• Exercise: Do not copy the pictures; transcribe all other material exactly.

========

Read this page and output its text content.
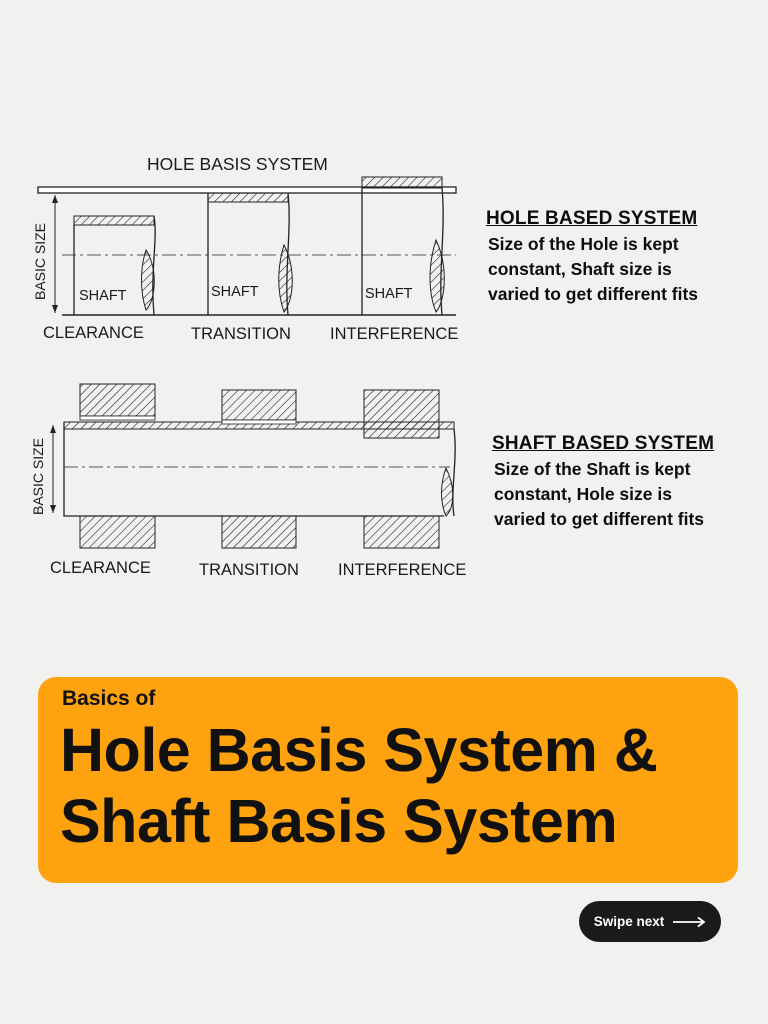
HOLE BASIS SYSTEM
BASIC SIZE SHAFT	SHAFT	SHAFT
CLEARANCE	TRANSITION INTERFERENCE
BASIC SIZE
CLEARANCE	TRANSITION INTERFERENCE
HOLE BASED SYSTEM

Size of the Hole is kept
constant, Shaft size is
varied to get different fits

SHAFT BASED SYSTEM

Size of the Shaft is kept
constant, Hole size is
varied to get different fits

Basics of
Hole Basis System &
Shaft Basis System
Swipe next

========

• Result of the exercise:
Read this page and output its text content.
HOLE BASIS SYSTEM
BASIC SIZE SHAFT	SHAFT	SHAFT
CLEARANCE	TRANSITION INTERFERENCE
BASIC SIZE
CLEARANCE	TRANSITION INTERFERENCE
HOLE BASED SYSTEM

Size of the Hole is kept
constant, Shaft size is
varied to get different fits

SHAFT BASED SYSTEM

Size of the Shaft is kept
constant, Hole size is
varied to get different fits

Basics of
Hole Basis System &
Shaft Basis System
Swipe next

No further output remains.